____ Material for this exercise

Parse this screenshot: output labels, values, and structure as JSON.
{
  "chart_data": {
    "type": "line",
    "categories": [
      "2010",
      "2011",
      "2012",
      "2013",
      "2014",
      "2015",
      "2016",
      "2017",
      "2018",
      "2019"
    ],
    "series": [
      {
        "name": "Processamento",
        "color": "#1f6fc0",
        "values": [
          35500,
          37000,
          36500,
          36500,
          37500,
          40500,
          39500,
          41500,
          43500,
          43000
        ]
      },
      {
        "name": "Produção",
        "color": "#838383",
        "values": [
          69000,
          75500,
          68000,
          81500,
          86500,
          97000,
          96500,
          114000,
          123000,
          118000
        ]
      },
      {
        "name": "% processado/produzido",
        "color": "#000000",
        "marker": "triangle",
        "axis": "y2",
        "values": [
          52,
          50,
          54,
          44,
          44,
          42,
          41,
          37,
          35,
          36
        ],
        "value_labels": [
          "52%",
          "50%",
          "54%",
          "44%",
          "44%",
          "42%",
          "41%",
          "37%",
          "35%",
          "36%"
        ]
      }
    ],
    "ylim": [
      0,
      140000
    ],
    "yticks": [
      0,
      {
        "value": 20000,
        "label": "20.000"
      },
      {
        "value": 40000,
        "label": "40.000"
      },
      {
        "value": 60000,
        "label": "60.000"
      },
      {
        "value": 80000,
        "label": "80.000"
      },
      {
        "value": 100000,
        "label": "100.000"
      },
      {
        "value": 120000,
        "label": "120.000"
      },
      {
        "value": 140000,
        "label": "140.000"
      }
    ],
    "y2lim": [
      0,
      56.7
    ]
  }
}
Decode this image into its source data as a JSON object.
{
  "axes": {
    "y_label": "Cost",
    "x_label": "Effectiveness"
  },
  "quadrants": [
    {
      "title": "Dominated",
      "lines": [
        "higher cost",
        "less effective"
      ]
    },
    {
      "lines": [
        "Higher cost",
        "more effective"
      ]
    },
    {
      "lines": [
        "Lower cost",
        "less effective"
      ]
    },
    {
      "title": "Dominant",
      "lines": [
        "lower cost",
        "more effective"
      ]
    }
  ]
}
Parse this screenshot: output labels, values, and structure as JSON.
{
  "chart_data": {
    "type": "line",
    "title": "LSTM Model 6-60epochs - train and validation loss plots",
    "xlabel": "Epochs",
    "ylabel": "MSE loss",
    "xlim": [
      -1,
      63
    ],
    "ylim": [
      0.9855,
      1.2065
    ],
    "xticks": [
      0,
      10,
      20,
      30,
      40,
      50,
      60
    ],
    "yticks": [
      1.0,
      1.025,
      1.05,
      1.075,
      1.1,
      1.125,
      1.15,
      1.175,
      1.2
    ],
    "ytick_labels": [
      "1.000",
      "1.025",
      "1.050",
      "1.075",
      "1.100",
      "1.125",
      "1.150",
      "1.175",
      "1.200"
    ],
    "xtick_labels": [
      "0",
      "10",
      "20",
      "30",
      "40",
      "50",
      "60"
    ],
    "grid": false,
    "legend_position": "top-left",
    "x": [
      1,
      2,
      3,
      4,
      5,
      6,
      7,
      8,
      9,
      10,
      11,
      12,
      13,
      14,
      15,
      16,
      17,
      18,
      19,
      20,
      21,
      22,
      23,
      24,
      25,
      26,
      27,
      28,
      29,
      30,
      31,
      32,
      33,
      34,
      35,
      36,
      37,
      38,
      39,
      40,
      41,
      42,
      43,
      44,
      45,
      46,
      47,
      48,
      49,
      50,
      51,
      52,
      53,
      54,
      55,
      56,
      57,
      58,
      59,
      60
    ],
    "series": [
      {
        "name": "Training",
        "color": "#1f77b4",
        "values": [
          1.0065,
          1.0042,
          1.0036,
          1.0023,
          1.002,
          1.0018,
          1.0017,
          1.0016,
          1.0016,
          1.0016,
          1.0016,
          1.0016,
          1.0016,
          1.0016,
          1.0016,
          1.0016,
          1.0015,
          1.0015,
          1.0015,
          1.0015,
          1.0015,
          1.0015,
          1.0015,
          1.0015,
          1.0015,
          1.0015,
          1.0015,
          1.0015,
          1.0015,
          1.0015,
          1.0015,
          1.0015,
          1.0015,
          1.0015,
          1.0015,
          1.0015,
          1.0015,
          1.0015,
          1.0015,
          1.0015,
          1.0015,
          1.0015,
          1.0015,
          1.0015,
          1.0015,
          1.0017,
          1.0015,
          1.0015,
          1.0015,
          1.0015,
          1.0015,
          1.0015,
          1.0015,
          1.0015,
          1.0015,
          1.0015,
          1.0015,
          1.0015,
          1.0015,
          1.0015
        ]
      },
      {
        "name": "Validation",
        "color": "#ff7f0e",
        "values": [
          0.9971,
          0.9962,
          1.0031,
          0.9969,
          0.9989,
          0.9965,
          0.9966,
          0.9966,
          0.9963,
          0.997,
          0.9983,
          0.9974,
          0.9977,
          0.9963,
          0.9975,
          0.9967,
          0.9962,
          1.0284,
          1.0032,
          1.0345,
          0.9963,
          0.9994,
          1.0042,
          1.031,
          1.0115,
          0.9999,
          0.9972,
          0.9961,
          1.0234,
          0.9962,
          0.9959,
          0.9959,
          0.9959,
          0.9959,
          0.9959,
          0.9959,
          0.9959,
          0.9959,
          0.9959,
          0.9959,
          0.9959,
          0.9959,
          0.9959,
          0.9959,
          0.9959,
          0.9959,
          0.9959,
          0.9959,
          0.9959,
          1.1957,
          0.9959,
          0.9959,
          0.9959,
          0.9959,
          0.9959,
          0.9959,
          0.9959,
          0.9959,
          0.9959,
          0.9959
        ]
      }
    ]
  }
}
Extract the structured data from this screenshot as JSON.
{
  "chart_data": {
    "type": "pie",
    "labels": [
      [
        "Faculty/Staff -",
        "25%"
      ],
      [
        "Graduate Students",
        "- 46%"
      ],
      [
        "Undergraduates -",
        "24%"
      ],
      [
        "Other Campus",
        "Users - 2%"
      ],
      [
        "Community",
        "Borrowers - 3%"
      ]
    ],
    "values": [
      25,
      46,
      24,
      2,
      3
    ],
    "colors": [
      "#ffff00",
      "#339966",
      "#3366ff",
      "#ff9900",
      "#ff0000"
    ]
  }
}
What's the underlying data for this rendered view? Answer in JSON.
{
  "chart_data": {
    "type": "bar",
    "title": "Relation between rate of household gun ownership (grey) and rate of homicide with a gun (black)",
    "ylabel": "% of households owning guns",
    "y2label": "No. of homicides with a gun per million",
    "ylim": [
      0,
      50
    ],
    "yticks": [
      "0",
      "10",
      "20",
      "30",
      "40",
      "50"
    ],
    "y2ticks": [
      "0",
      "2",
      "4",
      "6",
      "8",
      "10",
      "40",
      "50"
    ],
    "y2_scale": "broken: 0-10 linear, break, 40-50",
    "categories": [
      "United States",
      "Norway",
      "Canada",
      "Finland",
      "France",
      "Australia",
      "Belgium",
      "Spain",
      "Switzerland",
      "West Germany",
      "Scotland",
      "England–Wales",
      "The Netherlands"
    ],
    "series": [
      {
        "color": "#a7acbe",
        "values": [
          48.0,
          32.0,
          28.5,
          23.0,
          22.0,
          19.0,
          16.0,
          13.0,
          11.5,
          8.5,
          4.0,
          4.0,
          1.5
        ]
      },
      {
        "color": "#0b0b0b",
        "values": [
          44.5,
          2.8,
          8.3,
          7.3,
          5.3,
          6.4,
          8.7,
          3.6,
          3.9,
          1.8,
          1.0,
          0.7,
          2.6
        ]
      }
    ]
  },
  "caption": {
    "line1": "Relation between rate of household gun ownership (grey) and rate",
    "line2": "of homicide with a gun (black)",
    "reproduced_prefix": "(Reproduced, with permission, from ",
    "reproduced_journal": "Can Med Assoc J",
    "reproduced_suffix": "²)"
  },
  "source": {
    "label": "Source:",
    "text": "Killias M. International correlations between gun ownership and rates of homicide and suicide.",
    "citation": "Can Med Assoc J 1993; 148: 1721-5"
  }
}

________

• _Directions for this task_: Select every line in the material above where the string "name" occurs, and copy it.

• _Solution to the problem_:
        "name": "Processamento",
        "name": "Produção",
        "name": "% processado/produzido",
        "name": "Training",
        "name": "Validation",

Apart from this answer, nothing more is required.